Write out all of the lines below, exactly and completely.
● ● ● ● ● ● ●
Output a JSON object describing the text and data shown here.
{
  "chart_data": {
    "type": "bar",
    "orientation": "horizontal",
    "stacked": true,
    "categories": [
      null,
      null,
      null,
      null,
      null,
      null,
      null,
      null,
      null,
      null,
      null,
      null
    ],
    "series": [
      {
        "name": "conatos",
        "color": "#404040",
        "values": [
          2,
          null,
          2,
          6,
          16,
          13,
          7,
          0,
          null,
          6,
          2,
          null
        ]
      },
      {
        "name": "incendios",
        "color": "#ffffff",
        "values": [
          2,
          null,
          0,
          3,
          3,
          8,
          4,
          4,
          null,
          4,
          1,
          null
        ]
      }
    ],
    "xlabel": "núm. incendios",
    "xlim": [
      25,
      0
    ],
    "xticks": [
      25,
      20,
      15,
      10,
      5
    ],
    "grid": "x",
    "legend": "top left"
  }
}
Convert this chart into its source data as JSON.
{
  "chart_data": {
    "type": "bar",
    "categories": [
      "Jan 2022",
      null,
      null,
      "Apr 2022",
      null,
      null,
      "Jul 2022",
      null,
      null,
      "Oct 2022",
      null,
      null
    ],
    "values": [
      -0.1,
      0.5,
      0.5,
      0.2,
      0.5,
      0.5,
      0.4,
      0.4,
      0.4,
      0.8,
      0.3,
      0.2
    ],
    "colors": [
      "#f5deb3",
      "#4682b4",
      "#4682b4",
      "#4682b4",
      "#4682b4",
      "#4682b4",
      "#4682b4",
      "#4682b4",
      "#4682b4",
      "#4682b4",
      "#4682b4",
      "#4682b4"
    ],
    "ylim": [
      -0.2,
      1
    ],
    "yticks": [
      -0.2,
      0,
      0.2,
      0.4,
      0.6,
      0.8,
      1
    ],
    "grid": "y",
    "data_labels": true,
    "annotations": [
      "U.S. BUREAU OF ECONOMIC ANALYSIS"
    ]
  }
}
● ● ● ● ● ● ●
RESULT OF THE TASK>
Output a JSON object describing the text and data shown here.
{
  "chart_data": {
    "type": "bar",
    "orientation": "horizontal",
    "stacked": true,
    "categories": [
      null,
      null,
      null,
      null,
      null,
      null,
      null,
      null,
      null,
      null,
      null,
      null
    ],
    "series": [
      {
        "name": "conatos",
        "color": "#404040",
        "values": [
          2,
          null,
          2,
          6,
          16,
          13,
          7,
          0,
          null,
          6,
          2,
          null
        ]
      },
      {
        "name": "incendios",
        "color": "#ffffff",
        "values": [
          2,
          null,
          0,
          3,
          3,
          8,
          4,
          4,
          null,
          4,
          1,
          null
        ]
      }
    ],
    "xlabel": "núm. incendios",
    "xlim": [
      25,
      0
    ],
    "xticks": [
      25,
      20,
      15,
      10,
      5
    ],
    "grid": "x",
    "legend": "top left"
  }
}
Convert this chart into its source data as JSON.
{
  "chart_data": {
    "type": "bar",
    "categories": [
      "Jan 2022",
      null,
      null,
      "Apr 2022",
      null,
      null,
      "Jul 2022",
      null,
      null,
      "Oct 2022",
      null,
      null
    ],
    "values": [
      -0.1,
      0.5,
      0.5,
      0.2,
      0.5,
      0.5,
      0.4,
      0.4,
      0.4,
      0.8,
      0.3,
      0.2
    ],
    "colors": [
      "#f5deb3",
      "#4682b4",
      "#4682b4",
      "#4682b4",
      "#4682b4",
      "#4682b4",
      "#4682b4",
      "#4682b4",
      "#4682b4",
      "#4682b4",
      "#4682b4",
      "#4682b4"
    ],
    "ylim": [
      -0.2,
      1
    ],
    "yticks": [
      -0.2,
      0,
      0.2,
      0.4,
      0.6,
      0.8,
      1
    ],
    "grid": "y",
    "data_labels": true,
    "annotations": [
      "U.S. BUREAU OF ECONOMIC ANALYSIS"
    ]
  }
}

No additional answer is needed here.